** start of Materials provided **
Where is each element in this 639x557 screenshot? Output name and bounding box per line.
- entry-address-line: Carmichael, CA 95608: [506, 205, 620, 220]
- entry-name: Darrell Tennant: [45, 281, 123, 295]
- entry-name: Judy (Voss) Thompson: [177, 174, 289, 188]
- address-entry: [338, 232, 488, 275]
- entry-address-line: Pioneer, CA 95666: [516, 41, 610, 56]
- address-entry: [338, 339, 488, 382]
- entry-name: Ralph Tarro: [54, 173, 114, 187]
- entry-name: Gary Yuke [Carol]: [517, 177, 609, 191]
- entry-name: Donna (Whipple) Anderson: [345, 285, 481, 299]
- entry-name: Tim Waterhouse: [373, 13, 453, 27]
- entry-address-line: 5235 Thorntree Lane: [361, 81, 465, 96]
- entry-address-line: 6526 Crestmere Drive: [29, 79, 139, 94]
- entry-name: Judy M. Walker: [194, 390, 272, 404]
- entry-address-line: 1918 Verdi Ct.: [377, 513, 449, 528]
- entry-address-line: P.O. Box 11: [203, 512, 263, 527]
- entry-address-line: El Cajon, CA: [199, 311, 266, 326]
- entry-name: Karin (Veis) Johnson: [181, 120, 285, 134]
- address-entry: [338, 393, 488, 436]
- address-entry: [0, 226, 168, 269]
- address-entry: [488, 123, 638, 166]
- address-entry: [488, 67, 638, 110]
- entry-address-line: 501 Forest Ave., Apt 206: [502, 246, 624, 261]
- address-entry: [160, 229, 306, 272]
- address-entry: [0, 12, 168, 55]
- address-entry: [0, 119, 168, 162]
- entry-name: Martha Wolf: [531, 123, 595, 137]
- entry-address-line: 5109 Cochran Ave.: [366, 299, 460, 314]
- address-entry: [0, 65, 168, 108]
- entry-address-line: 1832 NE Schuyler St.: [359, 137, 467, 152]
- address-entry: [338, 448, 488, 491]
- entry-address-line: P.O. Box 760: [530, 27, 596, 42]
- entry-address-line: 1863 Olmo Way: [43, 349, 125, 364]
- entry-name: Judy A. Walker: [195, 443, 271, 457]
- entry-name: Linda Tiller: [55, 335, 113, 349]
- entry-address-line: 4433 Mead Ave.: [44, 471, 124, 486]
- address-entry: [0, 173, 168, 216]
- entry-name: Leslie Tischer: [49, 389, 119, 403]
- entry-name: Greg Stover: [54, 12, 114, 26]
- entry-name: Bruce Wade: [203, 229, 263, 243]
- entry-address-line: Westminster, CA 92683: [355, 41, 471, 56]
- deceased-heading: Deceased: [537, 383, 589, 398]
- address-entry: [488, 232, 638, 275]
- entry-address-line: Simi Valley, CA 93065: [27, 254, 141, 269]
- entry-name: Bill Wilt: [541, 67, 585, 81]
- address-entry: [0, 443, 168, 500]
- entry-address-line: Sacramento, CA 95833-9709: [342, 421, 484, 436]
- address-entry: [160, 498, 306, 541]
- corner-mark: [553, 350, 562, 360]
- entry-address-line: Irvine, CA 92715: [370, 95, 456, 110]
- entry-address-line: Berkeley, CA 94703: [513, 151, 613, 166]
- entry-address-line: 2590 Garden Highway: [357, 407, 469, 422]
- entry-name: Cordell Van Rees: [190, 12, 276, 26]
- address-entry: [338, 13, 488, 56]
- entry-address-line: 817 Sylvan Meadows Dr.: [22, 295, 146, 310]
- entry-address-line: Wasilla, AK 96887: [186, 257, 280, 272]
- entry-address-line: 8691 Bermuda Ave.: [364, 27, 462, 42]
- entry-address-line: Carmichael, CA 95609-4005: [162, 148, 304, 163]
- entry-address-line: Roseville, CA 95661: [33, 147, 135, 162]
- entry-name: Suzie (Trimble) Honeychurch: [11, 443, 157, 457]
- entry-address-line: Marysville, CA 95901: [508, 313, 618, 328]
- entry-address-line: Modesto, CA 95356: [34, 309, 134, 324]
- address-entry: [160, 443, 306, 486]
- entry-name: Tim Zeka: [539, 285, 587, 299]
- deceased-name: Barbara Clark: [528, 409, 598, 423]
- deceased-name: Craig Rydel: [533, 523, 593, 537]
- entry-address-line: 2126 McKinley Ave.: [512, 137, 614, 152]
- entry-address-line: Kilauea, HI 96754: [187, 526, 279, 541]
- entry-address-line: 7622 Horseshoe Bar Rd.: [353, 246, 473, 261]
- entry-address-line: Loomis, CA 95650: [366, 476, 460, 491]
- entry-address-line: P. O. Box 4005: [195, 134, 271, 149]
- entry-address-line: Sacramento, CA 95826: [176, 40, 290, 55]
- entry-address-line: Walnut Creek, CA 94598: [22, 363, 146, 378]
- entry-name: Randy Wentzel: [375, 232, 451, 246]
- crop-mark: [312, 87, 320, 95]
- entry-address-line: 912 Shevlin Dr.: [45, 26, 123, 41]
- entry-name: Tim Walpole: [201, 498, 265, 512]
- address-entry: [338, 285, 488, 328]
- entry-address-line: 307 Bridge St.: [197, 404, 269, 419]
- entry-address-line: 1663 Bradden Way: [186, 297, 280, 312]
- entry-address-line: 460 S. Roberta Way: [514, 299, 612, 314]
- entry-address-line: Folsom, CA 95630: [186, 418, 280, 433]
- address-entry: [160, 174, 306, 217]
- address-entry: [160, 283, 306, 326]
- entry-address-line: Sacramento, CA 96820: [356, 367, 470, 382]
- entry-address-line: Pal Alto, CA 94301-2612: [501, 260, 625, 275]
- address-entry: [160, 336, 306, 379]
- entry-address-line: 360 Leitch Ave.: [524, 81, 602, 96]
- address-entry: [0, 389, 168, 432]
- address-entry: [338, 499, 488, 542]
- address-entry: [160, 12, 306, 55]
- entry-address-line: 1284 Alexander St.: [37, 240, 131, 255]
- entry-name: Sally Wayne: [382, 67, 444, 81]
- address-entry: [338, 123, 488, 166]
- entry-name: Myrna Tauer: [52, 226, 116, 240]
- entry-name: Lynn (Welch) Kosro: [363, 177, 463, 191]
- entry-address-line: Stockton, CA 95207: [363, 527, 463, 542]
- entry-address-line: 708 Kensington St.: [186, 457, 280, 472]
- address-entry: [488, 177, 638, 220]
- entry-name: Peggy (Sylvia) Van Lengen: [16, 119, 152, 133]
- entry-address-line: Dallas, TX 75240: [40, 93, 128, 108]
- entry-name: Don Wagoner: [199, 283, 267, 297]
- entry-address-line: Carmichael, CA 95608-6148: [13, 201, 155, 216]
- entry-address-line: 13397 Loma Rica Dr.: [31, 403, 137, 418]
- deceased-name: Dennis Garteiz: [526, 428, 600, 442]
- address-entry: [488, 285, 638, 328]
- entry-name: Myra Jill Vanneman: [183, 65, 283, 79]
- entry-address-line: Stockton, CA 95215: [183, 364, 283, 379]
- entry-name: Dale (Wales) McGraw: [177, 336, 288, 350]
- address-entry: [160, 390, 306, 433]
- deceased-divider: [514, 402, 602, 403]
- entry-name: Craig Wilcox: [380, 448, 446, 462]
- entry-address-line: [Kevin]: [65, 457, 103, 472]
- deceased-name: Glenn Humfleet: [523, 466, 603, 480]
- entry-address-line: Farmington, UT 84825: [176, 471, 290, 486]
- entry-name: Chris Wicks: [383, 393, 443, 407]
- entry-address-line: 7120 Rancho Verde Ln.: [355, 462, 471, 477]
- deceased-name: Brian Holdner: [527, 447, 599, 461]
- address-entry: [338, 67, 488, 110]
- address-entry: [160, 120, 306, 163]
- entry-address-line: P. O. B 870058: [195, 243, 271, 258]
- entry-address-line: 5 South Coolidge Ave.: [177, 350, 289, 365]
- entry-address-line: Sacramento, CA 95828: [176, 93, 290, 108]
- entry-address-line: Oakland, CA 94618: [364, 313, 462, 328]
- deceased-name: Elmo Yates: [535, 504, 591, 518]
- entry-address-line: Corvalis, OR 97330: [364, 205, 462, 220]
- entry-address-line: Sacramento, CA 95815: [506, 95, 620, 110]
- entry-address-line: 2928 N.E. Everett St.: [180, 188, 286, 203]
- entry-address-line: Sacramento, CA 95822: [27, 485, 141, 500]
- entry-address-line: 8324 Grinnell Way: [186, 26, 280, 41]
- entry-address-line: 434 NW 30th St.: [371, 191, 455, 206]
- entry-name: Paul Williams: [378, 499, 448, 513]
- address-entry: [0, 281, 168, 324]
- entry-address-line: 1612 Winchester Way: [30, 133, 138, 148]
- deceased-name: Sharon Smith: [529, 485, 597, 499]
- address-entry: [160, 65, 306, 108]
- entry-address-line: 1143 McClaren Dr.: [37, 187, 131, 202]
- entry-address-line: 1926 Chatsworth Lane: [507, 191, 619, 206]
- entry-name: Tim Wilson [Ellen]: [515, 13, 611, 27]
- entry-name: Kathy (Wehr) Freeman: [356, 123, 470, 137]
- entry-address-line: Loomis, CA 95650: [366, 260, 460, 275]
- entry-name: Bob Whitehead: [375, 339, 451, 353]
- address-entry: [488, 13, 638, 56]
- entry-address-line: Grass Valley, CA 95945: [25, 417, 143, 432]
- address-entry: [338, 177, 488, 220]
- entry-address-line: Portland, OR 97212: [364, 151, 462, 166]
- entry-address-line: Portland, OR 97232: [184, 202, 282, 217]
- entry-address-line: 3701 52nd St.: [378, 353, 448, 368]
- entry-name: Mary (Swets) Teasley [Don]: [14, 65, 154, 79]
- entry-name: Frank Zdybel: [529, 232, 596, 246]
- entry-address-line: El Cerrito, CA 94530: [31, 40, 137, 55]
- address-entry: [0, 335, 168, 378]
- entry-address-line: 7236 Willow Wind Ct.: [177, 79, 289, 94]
** end of Materials provided **
◆ Requirements
Please copy the rows again word for word, starting with the first row and ending with the line that has "- entry-address-line: El Cajon, CA: [199, 311, 266, 326]", that line included.

◆ Output for this task
Where is each element in this 639x557 screenshot? Output name and bounding box per line.
- entry-address-line: Carmichael, CA 95608: [506, 205, 620, 220]
- entry-name: Darrell Tennant: [45, 281, 123, 295]
- entry-name: Judy (Voss) Thompson: [177, 174, 289, 188]
- address-entry: [338, 232, 488, 275]
- entry-address-line: Pioneer, CA 95666: [516, 41, 610, 56]
- address-entry: [338, 339, 488, 382]
- entry-name: Ralph Tarro: [54, 173, 114, 187]
- entry-name: Gary Yuke [Carol]: [517, 177, 609, 191]
- entry-name: Donna (Whipple) Anderson: [345, 285, 481, 299]
- entry-name: Tim Waterhouse: [373, 13, 453, 27]
- entry-address-line: 5235 Thorntree Lane: [361, 81, 465, 96]
- entry-address-line: 6526 Crestmere Drive: [29, 79, 139, 94]
- entry-name: Judy M. Walker: [194, 390, 272, 404]
- entry-address-line: 1918 Verdi Ct.: [377, 513, 449, 528]
- entry-address-line: P.O. Box 11: [203, 512, 263, 527]
- entry-address-line: El Cajon, CA: [199, 311, 266, 326]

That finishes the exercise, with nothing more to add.